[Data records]

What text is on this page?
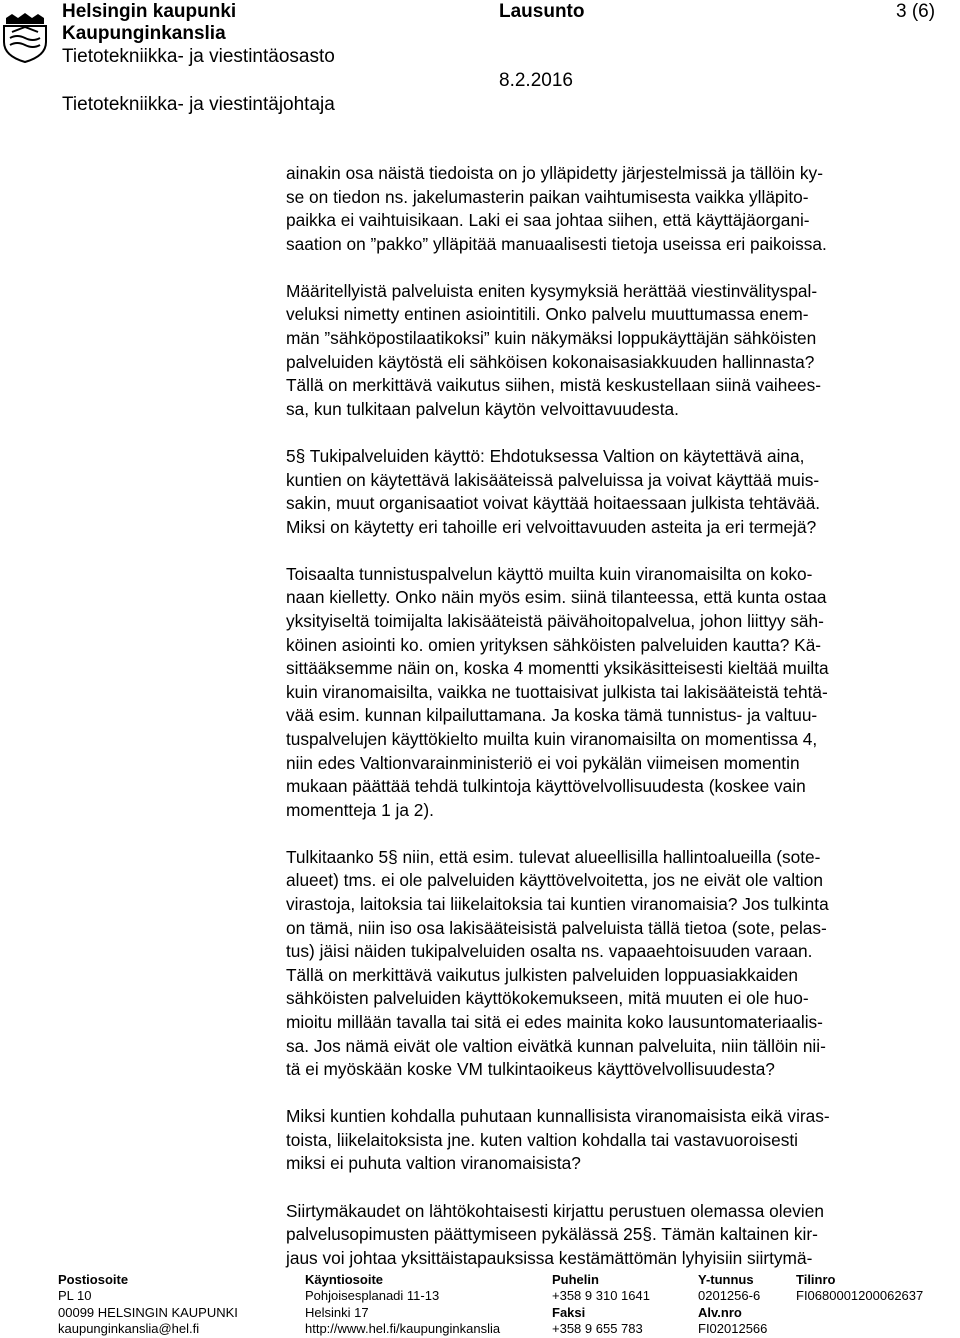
Helsingin kaupunki
Kaupunginkanslia
Tietotekniikka- ja viestintäosasto
Tietotekniikka- ja viestintäjohtaja
Lausunto	3 (6)
8.2.2016

ainakin osa näistä tiedoista on jo ylläpidetty järjestelmissä ja tällöin ky-
se on tiedon ns. jakelumasterin paikan vaihtumisesta vaikka ylläpito-
paikka ei vaihtuisikaan. Laki ei saa johtaa siihen, että käyttäjäorgani-
saation on ”pakko” ylläpitää manuaalisesti tietoja useissa eri paikoissa.

Määritellyistä palveluista eniten kysymyksiä herättää viestinvälityspal-
veluksi nimetty entinen asiointitili. Onko palvelu muuttumassa enem-
män ”sähköpostilaatikoksi” kuin näkymäksi loppukäyttäjän sähköisten
palveluiden käytöstä eli sähköisen kokonaisasiakkuuden hallinnasta?
Tällä on merkittävä vaikutus siihen, mistä keskustellaan siinä vaihees-
sa, kun tulkitaan palvelun käytön velvoittavuudesta.

5§ Tukipalveluiden käyttö: Ehdotuksessa Valtion on käytettävä aina,
kuntien on käytettävä lakisääteissä palveluissa ja voivat käyttää muis-
sakin, muut organisaatiot voivat käyttää hoitaessaan julkista tehtävää.
Miksi on käytetty eri tahoille eri velvoittavuuden asteita ja eri termejä?

Toisaalta tunnistuspalvelun käyttö muilta kuin viranomaisilta on koko-
naan kielletty. Onko näin myös esim. siinä tilanteessa, että kunta ostaa
yksityiseltä toimijalta lakisääteistä päivähoitopalvelua, johon liittyy säh-
köinen asiointi ko. omien yrityksen sähköisten palveluiden kautta? Kä-
sittääksemme näin on, koska 4 momentti yksikäsitteisesti kieltää muilta
kuin viranomaisilta, vaikka ne tuottaisivat julkista tai lakisääteistä tehtä-
vää esim. kunnan kilpailuttamana. Ja koska tämä tunnistus- ja valtuu-
tuspalvelujen käyttökielto muilta kuin viranomaisilta on momentissa 4,
niin edes Valtionvarainministeriö ei voi pykälän viimeisen momentin
mukaan päättää tehdä tulkintoja käyttövelvollisuudesta (koskee vain
momentteja 1 ja 2).

Tulkitaanko 5§ niin, että esim. tulevat alueellisilla hallintoalueilla (sote-
alueet) tms. ei ole palveluiden käyttövelvoitetta, jos ne eivät ole valtion
virastoja, laitoksia tai liikelaitoksia tai kuntien viranomaisia? Jos tulkinta
on tämä, niin iso osa lakisääteisistä palveluista tällä tietoa (sote, pelas-
tus) jäisi näiden tukipalveluiden osalta ns. vapaaehtoisuuden varaan.
Tällä on merkittävä vaikutus julkisten palveluiden loppuasiakkaiden
sähköisten palveluiden käyttökokemukseen, mitä muuten ei ole huo-
mioitu millään tavalla tai sitä ei edes mainita koko lausuntomateriaalis-
sa. Jos nämä eivät ole valtion eivätkä kunnan palveluita, niin tällöin nii-
tä ei myöskään koske VM tulkintaoikeus käyttövelvollisuudesta?

Miksi kuntien kohdalla puhutaan kunnallisista viranomaisista eikä viras-
toista, liikelaitoksista jne. kuten valtion kohdalla tai vastavuoroisesti
miksi ei puhuta valtion viranomaisista?

Siirtymäkaudet on lähtökohtaisesti kirjattu perustuen olemassa olevien
palvelusopimusten päättymiseen pykälässä 25§. Tämän kaltainen kir-
jaus voi johtaa yksittäistapauksissa kestämättömän lyhyisiin siirtymä-

Postiosoite
PL 10
00099 HELSINGIN KAUPUNKI
kaupunginkanslia@hel.fi
Käyntiosoite
Pohjoisesplanadi 11-13
Helsinki 17
http://www.hel.fi/kaupunginkanslia
Puhelin
+358 9 310 1641
Faksi
+358 9 655 783
Y-tunnus
0201256-6
Alv.nro
FI02012566
Tilinro
FI0680001200062637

__INSTRUCTIONS TO FOLLOW__
Print each entry shown above with exact wording and no pictures.

__EXPECTED ANSWER__
What text is on this page?
Helsingin kaupunki
Kaupunginkanslia
Tietotekniikka- ja viestintäosasto
Tietotekniikka- ja viestintäjohtaja
Lausunto	3 (6)
8.2.2016

ainakin osa näistä tiedoista on jo ylläpidetty järjestelmissä ja tällöin ky-
se on tiedon ns. jakelumasterin paikan vaihtumisesta vaikka ylläpito-
paikka ei vaihtuisikaan. Laki ei saa johtaa siihen, että käyttäjäorgani-
saation on ”pakko” ylläpitää manuaalisesti tietoja useissa eri paikoissa.

Määritellyistä palveluista eniten kysymyksiä herättää viestinvälityspal-
veluksi nimetty entinen asiointitili. Onko palvelu muuttumassa enem-
män ”sähköpostilaatikoksi” kuin näkymäksi loppukäyttäjän sähköisten
palveluiden käytöstä eli sähköisen kokonaisasiakkuuden hallinnasta?
Tällä on merkittävä vaikutus siihen, mistä keskustellaan siinä vaihees-
sa, kun tulkitaan palvelun käytön velvoittavuudesta.

5§ Tukipalveluiden käyttö: Ehdotuksessa Valtion on käytettävä aina,
kuntien on käytettävä lakisääteissä palveluissa ja voivat käyttää muis-
sakin, muut organisaatiot voivat käyttää hoitaessaan julkista tehtävää.
Miksi on käytetty eri tahoille eri velvoittavuuden asteita ja eri termejä?

Toisaalta tunnistuspalvelun käyttö muilta kuin viranomaisilta on koko-
naan kielletty. Onko näin myös esim. siinä tilanteessa, että kunta ostaa
yksityiseltä toimijalta lakisääteistä päivähoitopalvelua, johon liittyy säh-
köinen asiointi ko. omien yrityksen sähköisten palveluiden kautta? Kä-
sittääksemme näin on, koska 4 momentti yksikäsitteisesti kieltää muilta
kuin viranomaisilta, vaikka ne tuottaisivat julkista tai lakisääteistä tehtä-
vää esim. kunnan kilpailuttamana. Ja koska tämä tunnistus- ja valtuu-
tuspalvelujen käyttökielto muilta kuin viranomaisilta on momentissa 4,
niin edes Valtionvarainministeriö ei voi pykälän viimeisen momentin
mukaan päättää tehdä tulkintoja käyttövelvollisuudesta (koskee vain
momentteja 1 ja 2).

Tulkitaanko 5§ niin, että esim. tulevat alueellisilla hallintoalueilla (sote-
alueet) tms. ei ole palveluiden käyttövelvoitetta, jos ne eivät ole valtion
virastoja, laitoksia tai liikelaitoksia tai kuntien viranomaisia? Jos tulkinta
on tämä, niin iso osa lakisääteisistä palveluista tällä tietoa (sote, pelas-
tus) jäisi näiden tukipalveluiden osalta ns. vapaaehtoisuuden varaan.
Tällä on merkittävä vaikutus julkisten palveluiden loppuasiakkaiden
sähköisten palveluiden käyttökokemukseen, mitä muuten ei ole huo-
mioitu millään tavalla tai sitä ei edes mainita koko lausuntomateriaalis-
sa. Jos nämä eivät ole valtion eivätkä kunnan palveluita, niin tällöin nii-
tä ei myöskään koske VM tulkintaoikeus käyttövelvollisuudesta?

Miksi kuntien kohdalla puhutaan kunnallisista viranomaisista eikä viras-
toista, liikelaitoksista jne. kuten valtion kohdalla tai vastavuoroisesti
miksi ei puhuta valtion viranomaisista?

Siirtymäkaudet on lähtökohtaisesti kirjattu perustuen olemassa olevien
palvelusopimusten päättymiseen pykälässä 25§. Tämän kaltainen kir-
jaus voi johtaa yksittäistapauksissa kestämättömän lyhyisiin siirtymä-

Postiosoite
PL 10
00099 HELSINGIN KAUPUNKI
kaupunginkanslia@hel.fi
Käyntiosoite
Pohjoisesplanadi 11-13
Helsinki 17
http://www.hel.fi/kaupunginkanslia
Puhelin
+358 9 310 1641
Faksi
+358 9 655 783
Y-tunnus
0201256-6
Alv.nro
FI02012566
Tilinro
FI0680001200062637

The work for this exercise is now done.